Saved data entries:
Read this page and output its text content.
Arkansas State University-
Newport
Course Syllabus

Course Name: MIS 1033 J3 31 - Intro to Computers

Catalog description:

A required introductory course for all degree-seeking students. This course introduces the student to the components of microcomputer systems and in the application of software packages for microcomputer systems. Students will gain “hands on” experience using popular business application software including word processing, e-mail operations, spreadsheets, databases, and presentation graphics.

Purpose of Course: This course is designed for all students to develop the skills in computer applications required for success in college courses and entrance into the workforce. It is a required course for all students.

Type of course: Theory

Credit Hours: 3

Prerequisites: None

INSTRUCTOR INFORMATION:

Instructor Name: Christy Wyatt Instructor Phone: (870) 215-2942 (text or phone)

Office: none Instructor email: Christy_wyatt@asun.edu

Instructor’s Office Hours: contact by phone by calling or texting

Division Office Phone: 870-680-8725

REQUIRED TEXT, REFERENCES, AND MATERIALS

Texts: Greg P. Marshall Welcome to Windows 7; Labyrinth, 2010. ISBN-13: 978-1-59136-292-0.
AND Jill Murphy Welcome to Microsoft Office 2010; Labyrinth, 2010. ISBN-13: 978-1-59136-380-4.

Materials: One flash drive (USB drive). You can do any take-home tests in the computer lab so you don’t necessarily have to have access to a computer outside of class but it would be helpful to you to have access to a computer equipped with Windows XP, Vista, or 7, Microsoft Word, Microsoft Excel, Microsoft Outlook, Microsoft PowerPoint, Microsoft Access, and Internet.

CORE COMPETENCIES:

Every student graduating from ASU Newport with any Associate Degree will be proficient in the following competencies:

— WORK TO BE COMPLETED —
Take the entries above and transcribe them in full.

— TASK SOLUTION —
Read this page and output its text content.
Arkansas State University-
Newport
Course Syllabus

Course Name: MIS 1033 J3 31 - Intro to Computers

Catalog description:

A required introductory course for all degree-seeking students. This course introduces the student to the components of microcomputer systems and in the application of software packages for microcomputer systems. Students will gain “hands on” experience using popular business application software including word processing, e-mail operations, spreadsheets, databases, and presentation graphics.

Purpose of Course: This course is designed for all students to develop the skills in computer applications required for success in college courses and entrance into the workforce. It is a required course for all students.

Type of course: Theory

Credit Hours: 3

Prerequisites: None

INSTRUCTOR INFORMATION:

Instructor Name: Christy Wyatt Instructor Phone: (870) 215-2942 (text or phone)

Office: none Instructor email: Christy_wyatt@asun.edu

Instructor’s Office Hours: contact by phone by calling or texting

Division Office Phone: 870-680-8725

REQUIRED TEXT, REFERENCES, AND MATERIALS

Texts: Greg P. Marshall Welcome to Windows 7; Labyrinth, 2010. ISBN-13: 978-1-59136-292-0.
AND Jill Murphy Welcome to Microsoft Office 2010; Labyrinth, 2010. ISBN-13: 978-1-59136-380-4.

Materials: One flash drive (USB drive). You can do any take-home tests in the computer lab so you don’t necessarily have to have access to a computer outside of class but it would be helpful to you to have access to a computer equipped with Windows XP, Vista, or 7, Microsoft Word, Microsoft Excel, Microsoft Outlook, Microsoft PowerPoint, Microsoft Access, and Internet.

CORE COMPETENCIES:

Every student graduating from ASU Newport with any Associate Degree will be proficient in the following competencies:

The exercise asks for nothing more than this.